● WHAT IS EXPECTED: Transcribe the data that follows precisely, omitting nothing.

━━━━━━━━━━

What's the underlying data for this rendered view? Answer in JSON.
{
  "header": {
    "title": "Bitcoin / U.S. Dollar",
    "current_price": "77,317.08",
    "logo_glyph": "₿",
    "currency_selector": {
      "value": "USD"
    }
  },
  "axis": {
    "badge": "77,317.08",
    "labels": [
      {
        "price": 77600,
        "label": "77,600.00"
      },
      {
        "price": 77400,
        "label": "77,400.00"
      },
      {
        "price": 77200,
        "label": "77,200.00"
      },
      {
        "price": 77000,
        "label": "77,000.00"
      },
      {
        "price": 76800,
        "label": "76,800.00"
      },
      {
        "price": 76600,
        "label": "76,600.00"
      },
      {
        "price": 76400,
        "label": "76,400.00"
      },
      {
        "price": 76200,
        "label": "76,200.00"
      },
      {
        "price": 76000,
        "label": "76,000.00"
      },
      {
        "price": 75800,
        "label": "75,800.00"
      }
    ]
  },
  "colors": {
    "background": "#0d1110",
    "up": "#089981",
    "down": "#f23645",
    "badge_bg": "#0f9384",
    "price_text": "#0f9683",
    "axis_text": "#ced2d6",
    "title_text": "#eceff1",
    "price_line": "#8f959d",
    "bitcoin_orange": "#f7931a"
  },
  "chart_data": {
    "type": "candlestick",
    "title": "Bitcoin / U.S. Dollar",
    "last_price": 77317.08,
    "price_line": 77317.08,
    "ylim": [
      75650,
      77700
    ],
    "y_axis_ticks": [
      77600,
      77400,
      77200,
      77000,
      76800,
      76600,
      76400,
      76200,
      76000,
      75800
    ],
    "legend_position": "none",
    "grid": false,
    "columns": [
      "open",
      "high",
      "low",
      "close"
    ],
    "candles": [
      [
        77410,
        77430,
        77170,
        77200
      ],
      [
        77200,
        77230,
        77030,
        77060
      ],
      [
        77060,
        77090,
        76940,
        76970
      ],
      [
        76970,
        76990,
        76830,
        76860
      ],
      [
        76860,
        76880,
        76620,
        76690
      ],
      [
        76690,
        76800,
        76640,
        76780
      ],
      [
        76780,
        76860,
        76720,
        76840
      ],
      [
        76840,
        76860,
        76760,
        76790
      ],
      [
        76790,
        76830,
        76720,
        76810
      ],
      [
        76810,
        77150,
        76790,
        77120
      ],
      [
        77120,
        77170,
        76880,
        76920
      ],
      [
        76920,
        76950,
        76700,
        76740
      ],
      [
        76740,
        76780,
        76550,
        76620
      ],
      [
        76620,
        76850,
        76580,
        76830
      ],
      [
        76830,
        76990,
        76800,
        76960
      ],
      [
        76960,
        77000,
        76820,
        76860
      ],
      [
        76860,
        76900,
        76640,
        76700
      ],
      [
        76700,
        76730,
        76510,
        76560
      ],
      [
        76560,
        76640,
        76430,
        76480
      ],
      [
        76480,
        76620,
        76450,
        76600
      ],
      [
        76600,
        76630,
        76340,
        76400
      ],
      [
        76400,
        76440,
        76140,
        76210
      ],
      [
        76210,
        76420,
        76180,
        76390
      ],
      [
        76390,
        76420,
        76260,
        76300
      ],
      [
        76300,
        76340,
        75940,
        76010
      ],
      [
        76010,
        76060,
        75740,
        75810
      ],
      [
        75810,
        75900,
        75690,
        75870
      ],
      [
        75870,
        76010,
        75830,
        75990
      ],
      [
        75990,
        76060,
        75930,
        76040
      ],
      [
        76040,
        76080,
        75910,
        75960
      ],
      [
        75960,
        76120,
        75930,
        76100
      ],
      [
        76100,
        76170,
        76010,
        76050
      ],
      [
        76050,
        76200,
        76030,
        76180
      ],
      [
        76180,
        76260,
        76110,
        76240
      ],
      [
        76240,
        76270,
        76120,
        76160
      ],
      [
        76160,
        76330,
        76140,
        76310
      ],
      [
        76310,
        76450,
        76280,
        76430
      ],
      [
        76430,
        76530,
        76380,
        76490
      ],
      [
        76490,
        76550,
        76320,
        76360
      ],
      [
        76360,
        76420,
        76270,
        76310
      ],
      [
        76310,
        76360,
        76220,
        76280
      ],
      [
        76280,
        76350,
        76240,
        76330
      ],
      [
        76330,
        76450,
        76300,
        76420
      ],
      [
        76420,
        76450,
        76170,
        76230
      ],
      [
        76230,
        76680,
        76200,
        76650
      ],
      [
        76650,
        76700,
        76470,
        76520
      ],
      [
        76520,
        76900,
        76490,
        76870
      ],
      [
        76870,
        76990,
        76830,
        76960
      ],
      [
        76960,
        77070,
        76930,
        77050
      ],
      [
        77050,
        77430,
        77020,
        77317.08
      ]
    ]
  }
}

━━━━━━━━━━

● ANSWER TO THIS TASK:
What's the underlying data for this rendered view? Answer in JSON.
{
  "header": {
    "title": "Bitcoin / U.S. Dollar",
    "current_price": "77,317.08",
    "logo_glyph": "₿",
    "currency_selector": {
      "value": "USD"
    }
  },
  "axis": {
    "badge": "77,317.08",
    "labels": [
      {
        "price": 77600,
        "label": "77,600.00"
      },
      {
        "price": 77400,
        "label": "77,400.00"
      },
      {
        "price": 77200,
        "label": "77,200.00"
      },
      {
        "price": 77000,
        "label": "77,000.00"
      },
      {
        "price": 76800,
        "label": "76,800.00"
      },
      {
        "price": 76600,
        "label": "76,600.00"
      },
      {
        "price": 76400,
        "label": "76,400.00"
      },
      {
        "price": 76200,
        "label": "76,200.00"
      },
      {
        "price": 76000,
        "label": "76,000.00"
      },
      {
        "price": 75800,
        "label": "75,800.00"
      }
    ]
  },
  "colors": {
    "background": "#0d1110",
    "up": "#089981",
    "down": "#f23645",
    "badge_bg": "#0f9384",
    "price_text": "#0f9683",
    "axis_text": "#ced2d6",
    "title_text": "#eceff1",
    "price_line": "#8f959d",
    "bitcoin_orange": "#f7931a"
  },
  "chart_data": {
    "type": "candlestick",
    "title": "Bitcoin / U.S. Dollar",
    "last_price": 77317.08,
    "price_line": 77317.08,
    "ylim": [
      75650,
      77700
    ],
    "y_axis_ticks": [
      77600,
      77400,
      77200,
      77000,
      76800,
      76600,
      76400,
      76200,
      76000,
      75800
    ],
    "legend_position": "none",
    "grid": false,
    "columns": [
      "open",
      "high",
      "low",
      "close"
    ],
    "candles": [
      [
        77410,
        77430,
        77170,
        77200
      ],
      [
        77200,
        77230,
        77030,
        77060
      ],
      [
        77060,
        77090,
        76940,
        76970
      ],
      [
        76970,
        76990,
        76830,
        76860
      ],
      [
        76860,
        76880,
        76620,
        76690
      ],
      [
        76690,
        76800,
        76640,
        76780
      ],
      [
        76780,
        76860,
        76720,
        76840
      ],
      [
        76840,
        76860,
        76760,
        76790
      ],
      [
        76790,
        76830,
        76720,
        76810
      ],
      [
        76810,
        77150,
        76790,
        77120
      ],
      [
        77120,
        77170,
        76880,
        76920
      ],
      [
        76920,
        76950,
        76700,
        76740
      ],
      [
        76740,
        76780,
        76550,
        76620
      ],
      [
        76620,
        76850,
        76580,
        76830
      ],
      [
        76830,
        76990,
        76800,
        76960
      ],
      [
        76960,
        77000,
        76820,
        76860
      ],
      [
        76860,
        76900,
        76640,
        76700
      ],
      [
        76700,
        76730,
        76510,
        76560
      ],
      [
        76560,
        76640,
        76430,
        76480
      ],
      [
        76480,
        76620,
        76450,
        76600
      ],
      [
        76600,
        76630,
        76340,
        76400
      ],
      [
        76400,
        76440,
        76140,
        76210
      ],
      [
        76210,
        76420,
        76180,
        76390
      ],
      [
        76390,
        76420,
        76260,
        76300
      ],
      [
        76300,
        76340,
        75940,
        76010
      ],
      [
        76010,
        76060,
        75740,
        75810
      ],
      [
        75810,
        75900,
        75690,
        75870
      ],
      [
        75870,
        76010,
        75830,
        75990
      ],
      [
        75990,
        76060,
        75930,
        76040
      ],
      [
        76040,
        76080,
        75910,
        75960
      ],
      [
        75960,
        76120,
        75930,
        76100
      ],
      [
        76100,
        76170,
        76010,
        76050
      ],
      [
        76050,
        76200,
        76030,
        76180
      ],
      [
        76180,
        76260,
        76110,
        76240
      ],
      [
        76240,
        76270,
        76120,
        76160
      ],
      [
        76160,
        76330,
        76140,
        76310
      ],
      [
        76310,
        76450,
        76280,
        76430
      ],
      [
        76430,
        76530,
        76380,
        76490
      ],
      [
        76490,
        76550,
        76320,
        76360
      ],
      [
        76360,
        76420,
        76270,
        76310
      ],
      [
        76310,
        76360,
        76220,
        76280
      ],
      [
        76280,
        76350,
        76240,
        76330
      ],
      [
        76330,
        76450,
        76300,
        76420
      ],
      [
        76420,
        76450,
        76170,
        76230
      ],
      [
        76230,
        76680,
        76200,
        76650
      ],
      [
        76650,
        76700,
        76470,
        76520
      ],
      [
        76520,
        76900,
        76490,
        76870
      ],
      [
        76870,
        76990,
        76830,
        76960
      ],
      [
        76960,
        77070,
        76930,
        77050
      ],
      [
        77050,
        77430,
        77020,
        77317.08
      ]
    ]
  }
}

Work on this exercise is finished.